Your task: Write the listing out again, all of it, word for word.

Exercise materials:
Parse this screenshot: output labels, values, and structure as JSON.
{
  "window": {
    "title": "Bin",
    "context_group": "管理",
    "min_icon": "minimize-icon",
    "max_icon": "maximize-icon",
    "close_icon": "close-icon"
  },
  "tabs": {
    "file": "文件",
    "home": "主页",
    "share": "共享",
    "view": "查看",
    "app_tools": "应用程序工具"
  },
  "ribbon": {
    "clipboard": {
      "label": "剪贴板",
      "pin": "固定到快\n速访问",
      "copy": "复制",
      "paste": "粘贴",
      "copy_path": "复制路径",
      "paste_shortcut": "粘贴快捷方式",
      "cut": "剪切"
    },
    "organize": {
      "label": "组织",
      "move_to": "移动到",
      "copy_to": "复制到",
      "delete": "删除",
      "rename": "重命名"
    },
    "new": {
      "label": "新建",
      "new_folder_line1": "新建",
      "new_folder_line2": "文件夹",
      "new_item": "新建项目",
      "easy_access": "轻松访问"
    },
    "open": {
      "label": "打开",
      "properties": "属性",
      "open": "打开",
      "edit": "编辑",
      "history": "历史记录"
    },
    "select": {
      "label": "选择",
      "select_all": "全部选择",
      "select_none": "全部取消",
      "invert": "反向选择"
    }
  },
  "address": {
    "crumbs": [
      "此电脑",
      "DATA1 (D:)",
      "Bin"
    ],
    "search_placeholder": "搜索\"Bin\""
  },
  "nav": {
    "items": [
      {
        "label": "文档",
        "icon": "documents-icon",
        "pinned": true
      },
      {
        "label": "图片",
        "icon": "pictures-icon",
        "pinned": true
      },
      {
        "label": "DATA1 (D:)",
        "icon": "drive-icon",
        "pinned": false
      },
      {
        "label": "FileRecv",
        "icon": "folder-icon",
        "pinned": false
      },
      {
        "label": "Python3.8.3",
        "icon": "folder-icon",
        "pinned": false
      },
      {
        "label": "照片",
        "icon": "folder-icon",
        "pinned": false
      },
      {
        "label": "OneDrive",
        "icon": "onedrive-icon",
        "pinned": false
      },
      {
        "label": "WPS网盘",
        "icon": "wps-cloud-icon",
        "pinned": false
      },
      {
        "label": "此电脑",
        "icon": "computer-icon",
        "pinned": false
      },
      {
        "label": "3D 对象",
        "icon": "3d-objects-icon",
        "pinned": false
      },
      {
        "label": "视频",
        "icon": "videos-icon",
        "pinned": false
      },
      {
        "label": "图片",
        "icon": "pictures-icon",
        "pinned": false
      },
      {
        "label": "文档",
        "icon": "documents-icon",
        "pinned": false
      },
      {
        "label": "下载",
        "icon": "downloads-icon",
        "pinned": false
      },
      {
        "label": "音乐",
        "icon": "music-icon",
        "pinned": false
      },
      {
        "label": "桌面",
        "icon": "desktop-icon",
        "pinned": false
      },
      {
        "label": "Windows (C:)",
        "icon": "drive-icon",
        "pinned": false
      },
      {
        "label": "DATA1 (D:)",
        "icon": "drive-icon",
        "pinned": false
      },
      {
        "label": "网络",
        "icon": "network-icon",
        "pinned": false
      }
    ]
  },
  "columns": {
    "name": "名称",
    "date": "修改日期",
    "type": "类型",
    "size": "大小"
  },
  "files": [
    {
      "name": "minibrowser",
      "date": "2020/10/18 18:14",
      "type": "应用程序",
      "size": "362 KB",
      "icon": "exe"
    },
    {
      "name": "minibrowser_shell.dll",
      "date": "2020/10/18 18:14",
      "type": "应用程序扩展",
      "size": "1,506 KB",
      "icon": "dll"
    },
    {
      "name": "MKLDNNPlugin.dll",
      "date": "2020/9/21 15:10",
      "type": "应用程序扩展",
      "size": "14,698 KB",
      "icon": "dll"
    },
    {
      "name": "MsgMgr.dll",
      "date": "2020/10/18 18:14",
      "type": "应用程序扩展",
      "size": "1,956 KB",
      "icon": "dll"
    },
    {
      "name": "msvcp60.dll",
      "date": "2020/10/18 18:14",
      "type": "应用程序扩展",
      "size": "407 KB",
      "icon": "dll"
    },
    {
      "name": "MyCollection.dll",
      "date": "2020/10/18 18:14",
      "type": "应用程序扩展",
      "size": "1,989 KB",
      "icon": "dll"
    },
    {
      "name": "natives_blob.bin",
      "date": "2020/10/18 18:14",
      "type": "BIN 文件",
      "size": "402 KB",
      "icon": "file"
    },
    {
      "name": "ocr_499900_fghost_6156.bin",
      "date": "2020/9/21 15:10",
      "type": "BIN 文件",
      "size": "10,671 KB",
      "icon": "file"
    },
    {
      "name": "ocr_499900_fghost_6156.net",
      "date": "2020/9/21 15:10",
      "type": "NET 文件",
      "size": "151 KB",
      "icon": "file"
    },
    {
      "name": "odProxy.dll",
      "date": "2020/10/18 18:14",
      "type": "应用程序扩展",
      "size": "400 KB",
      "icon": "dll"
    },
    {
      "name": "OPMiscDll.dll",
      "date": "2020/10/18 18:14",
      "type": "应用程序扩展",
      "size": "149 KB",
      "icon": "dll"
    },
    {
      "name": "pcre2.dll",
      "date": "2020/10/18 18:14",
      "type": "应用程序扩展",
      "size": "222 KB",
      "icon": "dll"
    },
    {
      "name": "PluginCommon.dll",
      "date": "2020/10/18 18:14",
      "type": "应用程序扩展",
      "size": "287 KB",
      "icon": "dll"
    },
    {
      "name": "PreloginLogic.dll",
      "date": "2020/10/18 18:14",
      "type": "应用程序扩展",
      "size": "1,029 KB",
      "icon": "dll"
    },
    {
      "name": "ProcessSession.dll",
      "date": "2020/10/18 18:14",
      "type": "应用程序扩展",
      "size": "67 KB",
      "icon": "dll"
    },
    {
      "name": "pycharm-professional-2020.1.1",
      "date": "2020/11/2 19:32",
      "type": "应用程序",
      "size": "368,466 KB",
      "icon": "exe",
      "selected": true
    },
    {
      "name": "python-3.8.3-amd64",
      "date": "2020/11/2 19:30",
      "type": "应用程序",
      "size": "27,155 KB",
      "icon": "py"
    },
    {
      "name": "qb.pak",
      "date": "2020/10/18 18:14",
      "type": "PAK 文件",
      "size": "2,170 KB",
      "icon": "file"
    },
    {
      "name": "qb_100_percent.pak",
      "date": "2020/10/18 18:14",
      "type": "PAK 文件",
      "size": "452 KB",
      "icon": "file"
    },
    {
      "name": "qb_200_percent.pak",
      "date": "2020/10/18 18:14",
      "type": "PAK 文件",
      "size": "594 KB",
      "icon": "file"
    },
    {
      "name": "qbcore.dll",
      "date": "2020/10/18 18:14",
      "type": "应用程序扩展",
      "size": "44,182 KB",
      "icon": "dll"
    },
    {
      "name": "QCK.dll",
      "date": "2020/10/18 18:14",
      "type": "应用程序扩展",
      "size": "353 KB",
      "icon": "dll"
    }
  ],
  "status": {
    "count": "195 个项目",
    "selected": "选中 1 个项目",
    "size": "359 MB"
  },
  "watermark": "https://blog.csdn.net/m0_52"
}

Written answer:
Parse this screenshot: output labels, values, and structure as JSON.
{
  "window": {
    "title": "Bin",
    "context_group": "管理",
    "min_icon": "minimize-icon",
    "max_icon": "maximize-icon",
    "close_icon": "close-icon"
  },
  "tabs": {
    "file": "文件",
    "home": "主页",
    "share": "共享",
    "view": "查看",
    "app_tools": "应用程序工具"
  },
  "ribbon": {
    "clipboard": {
      "label": "剪贴板",
      "pin": "固定到快\n速访问",
      "copy": "复制",
      "paste": "粘贴",
      "copy_path": "复制路径",
      "paste_shortcut": "粘贴快捷方式",
      "cut": "剪切"
    },
    "organize": {
      "label": "组织",
      "move_to": "移动到",
      "copy_to": "复制到",
      "delete": "删除",
      "rename": "重命名"
    },
    "new": {
      "label": "新建",
      "new_folder_line1": "新建",
      "new_folder_line2": "文件夹",
      "new_item": "新建项目",
      "easy_access": "轻松访问"
    },
    "open": {
      "label": "打开",
      "properties": "属性",
      "open": "打开",
      "edit": "编辑",
      "history": "历史记录"
    },
    "select": {
      "label": "选择",
      "select_all": "全部选择",
      "select_none": "全部取消",
      "invert": "反向选择"
    }
  },
  "address": {
    "crumbs": [
      "此电脑",
      "DATA1 (D:)",
      "Bin"
    ],
    "search_placeholder": "搜索\"Bin\""
  },
  "nav": {
    "items": [
      {
        "label": "文档",
        "icon": "documents-icon",
        "pinned": true
      },
      {
        "label": "图片",
        "icon": "pictures-icon",
        "pinned": true
      },
      {
        "label": "DATA1 (D:)",
        "icon": "drive-icon",
        "pinned": false
      },
      {
        "label": "FileRecv",
        "icon": "folder-icon",
        "pinned": false
      },
      {
        "label": "Python3.8.3",
        "icon": "folder-icon",
        "pinned": false
      },
      {
        "label": "照片",
        "icon": "folder-icon",
        "pinned": false
      },
      {
        "label": "OneDrive",
        "icon": "onedrive-icon",
        "pinned": false
      },
      {
        "label": "WPS网盘",
        "icon": "wps-cloud-icon",
        "pinned": false
      },
      {
        "label": "此电脑",
        "icon": "computer-icon",
        "pinned": false
      },
      {
        "label": "3D 对象",
        "icon": "3d-objects-icon",
        "pinned": false
      },
      {
        "label": "视频",
        "icon": "videos-icon",
        "pinned": false
      },
      {
        "label": "图片",
        "icon": "pictures-icon",
        "pinned": false
      },
      {
        "label": "文档",
        "icon": "documents-icon",
        "pinned": false
      },
      {
        "label": "下载",
        "icon": "downloads-icon",
        "pinned": false
      },
      {
        "label": "音乐",
        "icon": "music-icon",
        "pinned": false
      },
      {
        "label": "桌面",
        "icon": "desktop-icon",
        "pinned": false
      },
      {
        "label": "Windows (C:)",
        "icon": "drive-icon",
        "pinned": false
      },
      {
        "label": "DATA1 (D:)",
        "icon": "drive-icon",
        "pinned": false
      },
      {
        "label": "网络",
        "icon": "network-icon",
        "pinned": false
      }
    ]
  },
  "columns": {
    "name": "名称",
    "date": "修改日期",
    "type": "类型",
    "size": "大小"
  },
  "files": [
    {
      "name": "minibrowser",
      "date": "2020/10/18 18:14",
      "type": "应用程序",
      "size": "362 KB",
      "icon": "exe"
    },
    {
      "name": "minibrowser_shell.dll",
      "date": "2020/10/18 18:14",
      "type": "应用程序扩展",
      "size": "1,506 KB",
      "icon": "dll"
    },
    {
      "name": "MKLDNNPlugin.dll",
      "date": "2020/9/21 15:10",
      "type": "应用程序扩展",
      "size": "14,698 KB",
      "icon": "dll"
    },
    {
      "name": "MsgMgr.dll",
      "date": "2020/10/18 18:14",
      "type": "应用程序扩展",
      "size": "1,956 KB",
      "icon": "dll"
    },
    {
      "name": "msvcp60.dll",
      "date": "2020/10/18 18:14",
      "type": "应用程序扩展",
      "size": "407 KB",
      "icon": "dll"
    },
    {
      "name": "MyCollection.dll",
      "date": "2020/10/18 18:14",
      "type": "应用程序扩展",
      "size": "1,989 KB",
      "icon": "dll"
    },
    {
      "name": "natives_blob.bin",
      "date": "2020/10/18 18:14",
      "type": "BIN 文件",
      "size": "402 KB",
      "icon": "file"
    },
    {
      "name": "ocr_499900_fghost_6156.bin",
      "date": "2020/9/21 15:10",
      "type": "BIN 文件",
      "size": "10,671 KB",
      "icon": "file"
    },
    {
      "name": "ocr_499900_fghost_6156.net",
      "date": "2020/9/21 15:10",
      "type": "NET 文件",
      "size": "151 KB",
      "icon": "file"
    },
    {
      "name": "odProxy.dll",
      "date": "2020/10/18 18:14",
      "type": "应用程序扩展",
      "size": "400 KB",
      "icon": "dll"
    },
    {
      "name": "OPMiscDll.dll",
      "date": "2020/10/18 18:14",
      "type": "应用程序扩展",
      "size": "149 KB",
      "icon": "dll"
    },
    {
      "name": "pcre2.dll",
      "date": "2020/10/18 18:14",
      "type": "应用程序扩展",
      "size": "222 KB",
      "icon": "dll"
    },
    {
      "name": "PluginCommon.dll",
      "date": "2020/10/18 18:14",
      "type": "应用程序扩展",
      "size": "287 KB",
      "icon": "dll"
    },
    {
      "name": "PreloginLogic.dll",
      "date": "2020/10/18 18:14",
      "type": "应用程序扩展",
      "size": "1,029 KB",
      "icon": "dll"
    },
    {
      "name": "ProcessSession.dll",
      "date": "2020/10/18 18:14",
      "type": "应用程序扩展",
      "size": "67 KB",
      "icon": "dll"
    },
    {
      "name": "pycharm-professional-2020.1.1",
      "date": "2020/11/2 19:32",
      "type": "应用程序",
      "size": "368,466 KB",
      "icon": "exe",
      "selected": true
    },
    {
      "name": "python-3.8.3-amd64",
      "date": "2020/11/2 19:30",
      "type": "应用程序",
      "size": "27,155 KB",
      "icon": "py"
    },
    {
      "name": "qb.pak",
      "date": "2020/10/18 18:14",
      "type": "PAK 文件",
      "size": "2,170 KB",
      "icon": "file"
    },
    {
      "name": "qb_100_percent.pak",
      "date": "2020/10/18 18:14",
      "type": "PAK 文件",
      "size": "452 KB",
      "icon": "file"
    },
    {
      "name": "qb_200_percent.pak",
      "date": "2020/10/18 18:14",
      "type": "PAK 文件",
      "size": "594 KB",
      "icon": "file"
    },
    {
      "name": "qbcore.dll",
      "date": "2020/10/18 18:14",
      "type": "应用程序扩展",
      "size": "44,182 KB",
      "icon": "dll"
    },
    {
      "name": "QCK.dll",
      "date": "2020/10/18 18:14",
      "type": "应用程序扩展",
      "size": "353 KB",
      "icon": "dll"
    }
  ],
  "status": {
    "count": "195 个项目",
    "selected": "选中 1 个项目",
    "size": "359 MB"
  },
  "watermark": "https://blog.csdn.net/m0_52"
}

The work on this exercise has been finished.